Give every line below again, exactly.

________________

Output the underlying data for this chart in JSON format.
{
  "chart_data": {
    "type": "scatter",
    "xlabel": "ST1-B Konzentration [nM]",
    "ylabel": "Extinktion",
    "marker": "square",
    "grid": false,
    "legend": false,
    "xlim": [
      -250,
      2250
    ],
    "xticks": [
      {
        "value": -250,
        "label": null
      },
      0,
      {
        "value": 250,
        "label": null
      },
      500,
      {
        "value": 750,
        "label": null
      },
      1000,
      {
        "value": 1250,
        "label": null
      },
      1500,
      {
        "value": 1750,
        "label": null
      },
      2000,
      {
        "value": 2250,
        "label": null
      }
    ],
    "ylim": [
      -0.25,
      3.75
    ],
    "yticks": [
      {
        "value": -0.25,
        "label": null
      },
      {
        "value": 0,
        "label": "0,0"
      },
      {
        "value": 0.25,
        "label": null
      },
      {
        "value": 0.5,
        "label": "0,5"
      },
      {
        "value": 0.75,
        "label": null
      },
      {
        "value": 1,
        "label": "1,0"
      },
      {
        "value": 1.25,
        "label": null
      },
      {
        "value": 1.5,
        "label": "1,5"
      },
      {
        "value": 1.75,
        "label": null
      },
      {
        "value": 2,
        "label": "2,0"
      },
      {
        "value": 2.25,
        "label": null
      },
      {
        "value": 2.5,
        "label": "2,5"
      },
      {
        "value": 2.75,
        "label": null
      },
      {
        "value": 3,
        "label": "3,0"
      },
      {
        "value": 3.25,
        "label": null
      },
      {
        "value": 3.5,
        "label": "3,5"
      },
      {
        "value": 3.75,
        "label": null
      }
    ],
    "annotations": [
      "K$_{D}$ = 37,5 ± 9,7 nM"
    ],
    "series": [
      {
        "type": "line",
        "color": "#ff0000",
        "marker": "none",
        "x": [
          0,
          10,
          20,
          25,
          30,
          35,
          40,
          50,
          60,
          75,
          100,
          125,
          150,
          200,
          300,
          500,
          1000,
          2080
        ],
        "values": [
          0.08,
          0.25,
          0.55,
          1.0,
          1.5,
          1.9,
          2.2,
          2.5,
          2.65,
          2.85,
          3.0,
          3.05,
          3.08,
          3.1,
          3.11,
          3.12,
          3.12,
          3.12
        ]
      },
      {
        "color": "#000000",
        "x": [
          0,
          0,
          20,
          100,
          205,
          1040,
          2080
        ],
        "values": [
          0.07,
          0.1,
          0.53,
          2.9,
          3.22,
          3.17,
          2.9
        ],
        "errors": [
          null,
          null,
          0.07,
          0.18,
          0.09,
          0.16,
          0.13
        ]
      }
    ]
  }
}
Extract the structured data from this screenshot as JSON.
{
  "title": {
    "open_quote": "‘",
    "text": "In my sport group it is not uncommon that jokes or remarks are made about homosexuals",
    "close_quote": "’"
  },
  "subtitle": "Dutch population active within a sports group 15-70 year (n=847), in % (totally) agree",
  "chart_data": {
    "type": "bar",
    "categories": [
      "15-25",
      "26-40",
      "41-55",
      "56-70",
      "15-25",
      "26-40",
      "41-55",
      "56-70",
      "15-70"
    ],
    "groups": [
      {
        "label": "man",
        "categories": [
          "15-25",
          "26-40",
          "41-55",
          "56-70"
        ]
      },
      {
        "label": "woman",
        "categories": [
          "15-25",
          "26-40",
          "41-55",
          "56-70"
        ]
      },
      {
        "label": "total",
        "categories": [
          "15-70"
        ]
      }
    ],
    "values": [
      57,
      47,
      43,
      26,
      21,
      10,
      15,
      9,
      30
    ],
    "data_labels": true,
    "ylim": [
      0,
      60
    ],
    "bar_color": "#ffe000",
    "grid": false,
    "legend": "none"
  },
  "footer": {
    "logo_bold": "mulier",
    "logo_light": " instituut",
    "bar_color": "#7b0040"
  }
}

________________

**Correct response:**
Output the underlying data for this chart in JSON format.
{
  "chart_data": {
    "type": "scatter",
    "xlabel": "ST1-B Konzentration [nM]",
    "ylabel": "Extinktion",
    "marker": "square",
    "grid": false,
    "legend": false,
    "xlim": [
      -250,
      2250
    ],
    "xticks": [
      {
        "value": -250,
        "label": null
      },
      0,
      {
        "value": 250,
        "label": null
      },
      500,
      {
        "value": 750,
        "label": null
      },
      1000,
      {
        "value": 1250,
        "label": null
      },
      1500,
      {
        "value": 1750,
        "label": null
      },
      2000,
      {
        "value": 2250,
        "label": null
      }
    ],
    "ylim": [
      -0.25,
      3.75
    ],
    "yticks": [
      {
        "value": -0.25,
        "label": null
      },
      {
        "value": 0,
        "label": "0,0"
      },
      {
        "value": 0.25,
        "label": null
      },
      {
        "value": 0.5,
        "label": "0,5"
      },
      {
        "value": 0.75,
        "label": null
      },
      {
        "value": 1,
        "label": "1,0"
      },
      {
        "value": 1.25,
        "label": null
      },
      {
        "value": 1.5,
        "label": "1,5"
      },
      {
        "value": 1.75,
        "label": null
      },
      {
        "value": 2,
        "label": "2,0"
      },
      {
        "value": 2.25,
        "label": null
      },
      {
        "value": 2.5,
        "label": "2,5"
      },
      {
        "value": 2.75,
        "label": null
      },
      {
        "value": 3,
        "label": "3,0"
      },
      {
        "value": 3.25,
        "label": null
      },
      {
        "value": 3.5,
        "label": "3,5"
      },
      {
        "value": 3.75,
        "label": null
      }
    ],
    "annotations": [
      "K$_{D}$ = 37,5 ± 9,7 nM"
    ],
    "series": [
      {
        "type": "line",
        "color": "#ff0000",
        "marker": "none",
        "x": [
          0,
          10,
          20,
          25,
          30,
          35,
          40,
          50,
          60,
          75,
          100,
          125,
          150,
          200,
          300,
          500,
          1000,
          2080
        ],
        "values": [
          0.08,
          0.25,
          0.55,
          1.0,
          1.5,
          1.9,
          2.2,
          2.5,
          2.65,
          2.85,
          3.0,
          3.05,
          3.08,
          3.1,
          3.11,
          3.12,
          3.12,
          3.12
        ]
      },
      {
        "color": "#000000",
        "x": [
          0,
          0,
          20,
          100,
          205,
          1040,
          2080
        ],
        "values": [
          0.07,
          0.1,
          0.53,
          2.9,
          3.22,
          3.17,
          2.9
        ],
        "errors": [
          null,
          null,
          0.07,
          0.18,
          0.09,
          0.16,
          0.13
        ]
      }
    ]
  }
}
Extract the structured data from this screenshot as JSON.
{
  "title": {
    "open_quote": "‘",
    "text": "In my sport group it is not uncommon that jokes or remarks are made about homosexuals",
    "close_quote": "’"
  },
  "subtitle": "Dutch population active within a sports group 15-70 year (n=847), in % (totally) agree",
  "chart_data": {
    "type": "bar",
    "categories": [
      "15-25",
      "26-40",
      "41-55",
      "56-70",
      "15-25",
      "26-40",
      "41-55",
      "56-70",
      "15-70"
    ],
    "groups": [
      {
        "label": "man",
        "categories": [
          "15-25",
          "26-40",
          "41-55",
          "56-70"
        ]
      },
      {
        "label": "woman",
        "categories": [
          "15-25",
          "26-40",
          "41-55",
          "56-70"
        ]
      },
      {
        "label": "total",
        "categories": [
          "15-70"
        ]
      }
    ],
    "values": [
      57,
      47,
      43,
      26,
      21,
      10,
      15,
      9,
      30
    ],
    "data_labels": true,
    "ylim": [
      0,
      60
    ],
    "bar_color": "#ffe000",
    "grid": false,
    "legend": "none"
  },
  "footer": {
    "logo_bold": "mulier",
    "logo_light": " instituut",
    "bar_color": "#7b0040"
  }
}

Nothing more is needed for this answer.